[EXERCISE DATA — start]
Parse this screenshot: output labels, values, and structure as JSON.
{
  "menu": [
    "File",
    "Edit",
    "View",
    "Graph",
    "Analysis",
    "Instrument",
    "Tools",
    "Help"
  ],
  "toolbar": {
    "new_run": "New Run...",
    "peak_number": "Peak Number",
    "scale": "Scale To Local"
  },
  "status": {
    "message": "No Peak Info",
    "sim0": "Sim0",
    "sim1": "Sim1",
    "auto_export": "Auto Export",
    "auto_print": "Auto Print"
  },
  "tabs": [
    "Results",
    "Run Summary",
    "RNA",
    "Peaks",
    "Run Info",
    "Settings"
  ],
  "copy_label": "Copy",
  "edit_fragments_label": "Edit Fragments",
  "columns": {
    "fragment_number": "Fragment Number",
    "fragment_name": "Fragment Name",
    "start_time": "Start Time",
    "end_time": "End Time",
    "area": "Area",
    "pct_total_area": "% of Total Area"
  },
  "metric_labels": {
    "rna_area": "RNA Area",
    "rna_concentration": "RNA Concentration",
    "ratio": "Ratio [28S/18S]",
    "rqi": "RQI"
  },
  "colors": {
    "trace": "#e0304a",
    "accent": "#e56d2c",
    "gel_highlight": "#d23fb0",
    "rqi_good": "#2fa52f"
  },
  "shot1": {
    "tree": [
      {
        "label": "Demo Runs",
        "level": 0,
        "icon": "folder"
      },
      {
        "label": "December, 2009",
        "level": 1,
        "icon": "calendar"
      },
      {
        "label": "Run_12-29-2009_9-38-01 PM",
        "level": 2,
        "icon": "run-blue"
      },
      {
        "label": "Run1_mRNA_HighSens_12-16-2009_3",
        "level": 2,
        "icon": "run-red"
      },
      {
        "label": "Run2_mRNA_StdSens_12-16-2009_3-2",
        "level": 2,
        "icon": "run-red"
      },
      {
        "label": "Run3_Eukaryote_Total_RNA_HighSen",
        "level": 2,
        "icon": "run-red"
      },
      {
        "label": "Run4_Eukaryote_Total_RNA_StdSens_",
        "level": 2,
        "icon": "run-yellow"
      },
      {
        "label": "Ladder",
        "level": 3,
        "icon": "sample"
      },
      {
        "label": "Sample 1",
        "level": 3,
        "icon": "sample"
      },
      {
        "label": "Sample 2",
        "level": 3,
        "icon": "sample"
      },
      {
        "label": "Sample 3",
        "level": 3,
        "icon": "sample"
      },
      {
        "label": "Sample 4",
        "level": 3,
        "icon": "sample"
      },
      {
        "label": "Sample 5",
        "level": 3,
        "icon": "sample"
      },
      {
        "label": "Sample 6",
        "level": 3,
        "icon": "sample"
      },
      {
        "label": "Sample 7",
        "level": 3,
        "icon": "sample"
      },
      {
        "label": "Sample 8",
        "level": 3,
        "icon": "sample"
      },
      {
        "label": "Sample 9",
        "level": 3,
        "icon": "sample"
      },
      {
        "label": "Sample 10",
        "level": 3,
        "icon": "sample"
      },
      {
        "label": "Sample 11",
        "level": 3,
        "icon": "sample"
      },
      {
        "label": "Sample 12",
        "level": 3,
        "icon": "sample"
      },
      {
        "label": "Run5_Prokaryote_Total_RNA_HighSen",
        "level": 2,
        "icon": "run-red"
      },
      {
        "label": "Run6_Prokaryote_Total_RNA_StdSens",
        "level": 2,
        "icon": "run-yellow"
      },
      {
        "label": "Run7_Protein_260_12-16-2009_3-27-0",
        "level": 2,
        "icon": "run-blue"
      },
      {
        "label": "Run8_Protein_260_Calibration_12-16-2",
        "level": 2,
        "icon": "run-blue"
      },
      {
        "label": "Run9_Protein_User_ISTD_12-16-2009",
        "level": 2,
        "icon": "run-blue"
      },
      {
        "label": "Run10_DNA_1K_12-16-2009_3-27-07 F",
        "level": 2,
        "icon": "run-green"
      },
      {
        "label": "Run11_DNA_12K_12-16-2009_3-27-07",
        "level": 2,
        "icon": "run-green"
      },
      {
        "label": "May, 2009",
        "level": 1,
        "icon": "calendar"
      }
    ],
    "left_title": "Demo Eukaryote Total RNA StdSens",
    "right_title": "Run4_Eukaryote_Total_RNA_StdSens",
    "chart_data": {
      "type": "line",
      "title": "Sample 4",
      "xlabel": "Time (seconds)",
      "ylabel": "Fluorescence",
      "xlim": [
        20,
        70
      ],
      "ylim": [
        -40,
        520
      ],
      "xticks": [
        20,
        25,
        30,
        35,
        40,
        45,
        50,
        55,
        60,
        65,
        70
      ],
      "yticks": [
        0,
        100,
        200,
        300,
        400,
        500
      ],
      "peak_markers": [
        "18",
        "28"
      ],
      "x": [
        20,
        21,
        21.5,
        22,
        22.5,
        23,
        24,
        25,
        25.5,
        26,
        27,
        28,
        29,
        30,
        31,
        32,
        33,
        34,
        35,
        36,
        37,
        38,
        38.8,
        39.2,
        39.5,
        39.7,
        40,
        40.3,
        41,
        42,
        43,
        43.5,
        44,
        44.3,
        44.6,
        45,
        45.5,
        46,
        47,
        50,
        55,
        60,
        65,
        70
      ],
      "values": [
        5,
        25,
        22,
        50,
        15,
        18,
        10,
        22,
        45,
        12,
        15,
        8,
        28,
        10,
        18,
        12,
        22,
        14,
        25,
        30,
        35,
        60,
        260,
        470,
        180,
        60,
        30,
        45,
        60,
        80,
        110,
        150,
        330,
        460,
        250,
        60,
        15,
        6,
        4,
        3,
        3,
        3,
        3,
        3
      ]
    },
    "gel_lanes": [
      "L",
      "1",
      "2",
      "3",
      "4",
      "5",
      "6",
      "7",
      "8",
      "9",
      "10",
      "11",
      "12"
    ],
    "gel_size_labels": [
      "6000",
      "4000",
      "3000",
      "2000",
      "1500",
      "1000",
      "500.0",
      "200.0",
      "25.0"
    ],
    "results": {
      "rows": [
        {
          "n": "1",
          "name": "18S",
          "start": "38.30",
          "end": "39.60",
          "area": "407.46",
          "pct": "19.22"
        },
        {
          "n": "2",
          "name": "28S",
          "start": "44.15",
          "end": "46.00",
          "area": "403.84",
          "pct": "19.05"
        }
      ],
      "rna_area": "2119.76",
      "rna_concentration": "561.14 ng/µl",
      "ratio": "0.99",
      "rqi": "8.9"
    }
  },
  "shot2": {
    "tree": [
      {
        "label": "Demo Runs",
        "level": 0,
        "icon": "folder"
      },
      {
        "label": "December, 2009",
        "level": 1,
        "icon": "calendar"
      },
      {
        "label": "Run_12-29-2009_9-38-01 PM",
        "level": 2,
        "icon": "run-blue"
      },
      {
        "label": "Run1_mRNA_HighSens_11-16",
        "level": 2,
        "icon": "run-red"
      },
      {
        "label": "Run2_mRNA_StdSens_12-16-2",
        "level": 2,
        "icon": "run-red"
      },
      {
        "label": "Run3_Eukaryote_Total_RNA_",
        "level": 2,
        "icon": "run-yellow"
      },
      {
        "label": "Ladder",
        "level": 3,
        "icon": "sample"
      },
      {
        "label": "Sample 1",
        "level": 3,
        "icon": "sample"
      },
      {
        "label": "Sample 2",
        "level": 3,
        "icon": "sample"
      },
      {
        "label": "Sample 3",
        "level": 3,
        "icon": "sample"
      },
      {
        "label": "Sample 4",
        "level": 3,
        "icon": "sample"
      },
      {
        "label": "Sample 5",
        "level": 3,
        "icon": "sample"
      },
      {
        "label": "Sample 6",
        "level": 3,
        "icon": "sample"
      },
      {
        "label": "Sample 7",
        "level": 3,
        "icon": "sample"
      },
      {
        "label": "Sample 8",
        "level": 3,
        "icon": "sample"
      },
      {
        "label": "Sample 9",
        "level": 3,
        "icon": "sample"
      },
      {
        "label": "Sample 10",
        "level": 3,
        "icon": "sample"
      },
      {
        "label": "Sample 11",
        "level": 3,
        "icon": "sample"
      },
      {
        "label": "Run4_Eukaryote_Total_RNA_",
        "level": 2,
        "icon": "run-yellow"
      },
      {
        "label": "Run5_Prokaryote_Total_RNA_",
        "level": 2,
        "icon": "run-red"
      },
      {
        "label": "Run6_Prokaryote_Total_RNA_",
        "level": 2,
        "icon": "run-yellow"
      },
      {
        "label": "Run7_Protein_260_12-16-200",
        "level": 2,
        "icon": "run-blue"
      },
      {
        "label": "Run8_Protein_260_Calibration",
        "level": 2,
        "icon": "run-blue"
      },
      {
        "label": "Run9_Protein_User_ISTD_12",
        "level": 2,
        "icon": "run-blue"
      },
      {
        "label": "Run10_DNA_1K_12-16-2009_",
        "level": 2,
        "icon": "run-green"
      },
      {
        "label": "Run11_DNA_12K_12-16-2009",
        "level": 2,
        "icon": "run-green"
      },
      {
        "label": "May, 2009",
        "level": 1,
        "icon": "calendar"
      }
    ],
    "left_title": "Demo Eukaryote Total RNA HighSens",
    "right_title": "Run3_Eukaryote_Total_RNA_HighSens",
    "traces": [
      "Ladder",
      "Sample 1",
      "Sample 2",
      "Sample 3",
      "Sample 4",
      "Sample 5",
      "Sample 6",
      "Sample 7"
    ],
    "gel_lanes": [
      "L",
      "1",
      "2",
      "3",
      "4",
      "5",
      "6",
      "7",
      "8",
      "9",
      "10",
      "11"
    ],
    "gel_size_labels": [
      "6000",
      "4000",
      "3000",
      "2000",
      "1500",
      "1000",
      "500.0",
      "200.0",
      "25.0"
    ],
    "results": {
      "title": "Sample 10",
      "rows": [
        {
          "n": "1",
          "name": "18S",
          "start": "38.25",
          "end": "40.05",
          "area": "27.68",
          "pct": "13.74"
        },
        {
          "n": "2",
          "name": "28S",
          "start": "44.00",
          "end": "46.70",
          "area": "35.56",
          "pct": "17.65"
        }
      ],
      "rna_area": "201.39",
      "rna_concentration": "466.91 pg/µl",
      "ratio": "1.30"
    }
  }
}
[EXERCISE DATA — finish]
Scan the records for the word "Time" and copy every line where it is found.

# WRITTEN RESPONSE
    "start_time": "Start Time",
    "end_time": "End Time",
      "xlabel": "Time (seconds)",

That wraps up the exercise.